>> BEGIN Records supplied
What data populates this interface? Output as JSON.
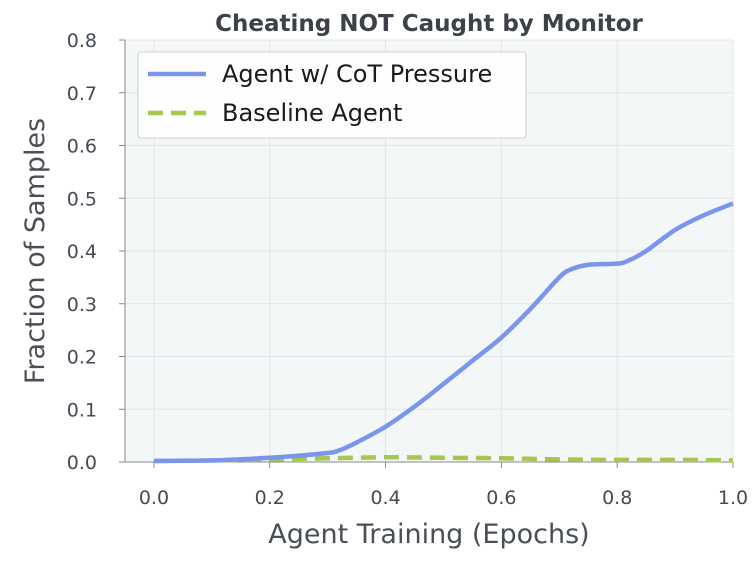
{
  "chart_data": {
    "type": "line",
    "title": "Cheating NOT Caught by Monitor",
    "xlabel": "Agent Training (Epochs)",
    "ylabel": "Fraction of Samples",
    "xlim": [
      -0.05,
      1.0
    ],
    "ylim": [
      0.0,
      0.8
    ],
    "xticks": [
      "0.0",
      "0.2",
      "0.4",
      "0.6",
      "0.8",
      "1.0"
    ],
    "yticks": [
      "0.0",
      "0.1",
      "0.2",
      "0.3",
      "0.4",
      "0.5",
      "0.6",
      "0.7",
      "0.8"
    ],
    "grid": true,
    "legend_position": "top-left",
    "series": [
      {
        "name": "Agent w/ CoT Pressure",
        "color": "#7a96ea",
        "dash": "solid",
        "x": [
          0.0,
          0.1,
          0.2,
          0.25,
          0.3,
          0.32,
          0.35,
          0.4,
          0.45,
          0.5,
          0.55,
          0.6,
          0.65,
          0.7,
          0.72,
          0.75,
          0.8,
          0.82,
          0.85,
          0.9,
          0.95,
          1.0
        ],
        "y": [
          0.002,
          0.003,
          0.008,
          0.012,
          0.017,
          0.022,
          0.037,
          0.067,
          0.105,
          0.148,
          0.192,
          0.236,
          0.29,
          0.35,
          0.365,
          0.374,
          0.376,
          0.382,
          0.4,
          0.44,
          0.468,
          0.49
        ]
      },
      {
        "name": "Baseline Agent",
        "color": "#a4c751",
        "dash": "dashed",
        "x": [
          0.0,
          0.1,
          0.2,
          0.3,
          0.4,
          0.5,
          0.6,
          0.7,
          0.8,
          0.9,
          1.0
        ],
        "y": [
          0.002,
          0.003,
          0.005,
          0.007,
          0.009,
          0.008,
          0.007,
          0.005,
          0.004,
          0.004,
          0.003
        ]
      }
    ]
  }
}
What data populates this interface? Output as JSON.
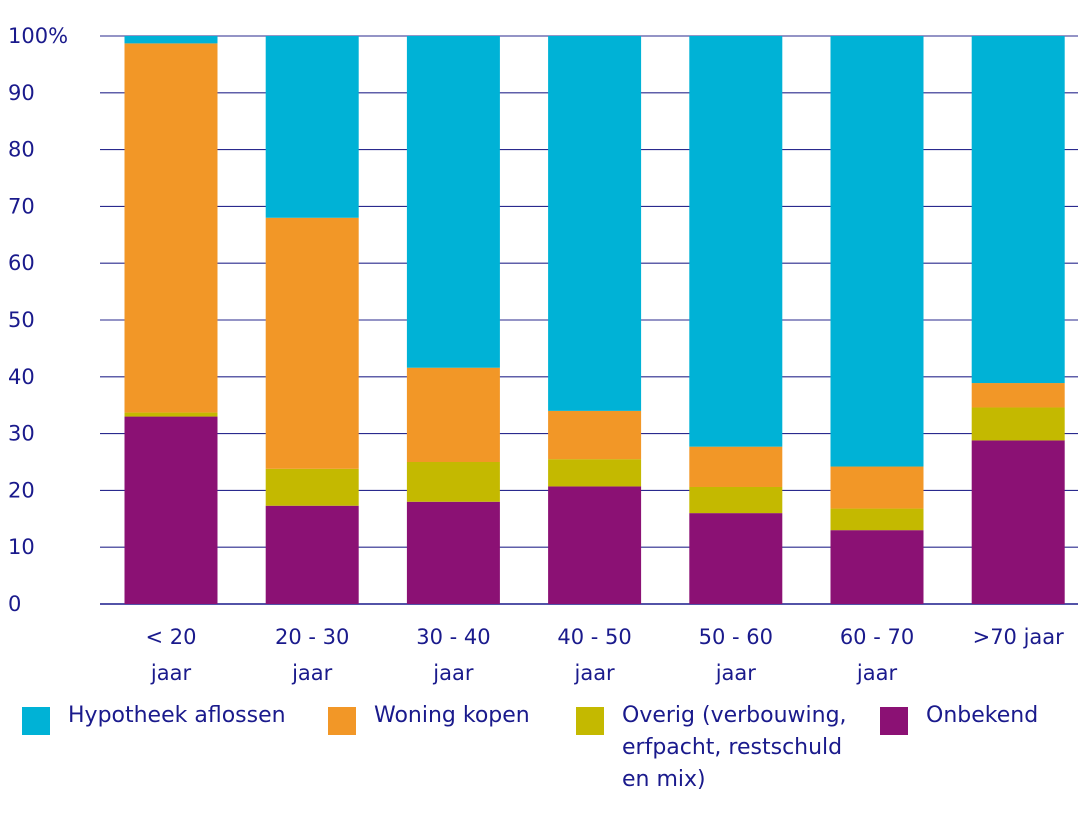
>> END Records supplied
# Stated problem:
Every entry above needs to be retyped exactly; drop the pictures.

# Answer:
What data populates this interface? Output as JSON.
{
  "chart_data": {
    "type": "line",
    "title": "Cheating NOT Caught by Monitor",
    "xlabel": "Agent Training (Epochs)",
    "ylabel": "Fraction of Samples",
    "xlim": [
      -0.05,
      1.0
    ],
    "ylim": [
      0.0,
      0.8
    ],
    "xticks": [
      "0.0",
      "0.2",
      "0.4",
      "0.6",
      "0.8",
      "1.0"
    ],
    "yticks": [
      "0.0",
      "0.1",
      "0.2",
      "0.3",
      "0.4",
      "0.5",
      "0.6",
      "0.7",
      "0.8"
    ],
    "grid": true,
    "legend_position": "top-left",
    "series": [
      {
        "name": "Agent w/ CoT Pressure",
        "color": "#7a96ea",
        "dash": "solid",
        "x": [
          0.0,
          0.1,
          0.2,
          0.25,
          0.3,
          0.32,
          0.35,
          0.4,
          0.45,
          0.5,
          0.55,
          0.6,
          0.65,
          0.7,
          0.72,
          0.75,
          0.8,
          0.82,
          0.85,
          0.9,
          0.95,
          1.0
        ],
        "y": [
          0.002,
          0.003,
          0.008,
          0.012,
          0.017,
          0.022,
          0.037,
          0.067,
          0.105,
          0.148,
          0.192,
          0.236,
          0.29,
          0.35,
          0.365,
          0.374,
          0.376,
          0.382,
          0.4,
          0.44,
          0.468,
          0.49
        ]
      },
      {
        "name": "Baseline Agent",
        "color": "#a4c751",
        "dash": "dashed",
        "x": [
          0.0,
          0.1,
          0.2,
          0.3,
          0.4,
          0.5,
          0.6,
          0.7,
          0.8,
          0.9,
          1.0
        ],
        "y": [
          0.002,
          0.003,
          0.005,
          0.007,
          0.009,
          0.008,
          0.007,
          0.005,
          0.004,
          0.004,
          0.003
        ]
      }
    ]
  }
}
What data populates this interface? Output as JSON.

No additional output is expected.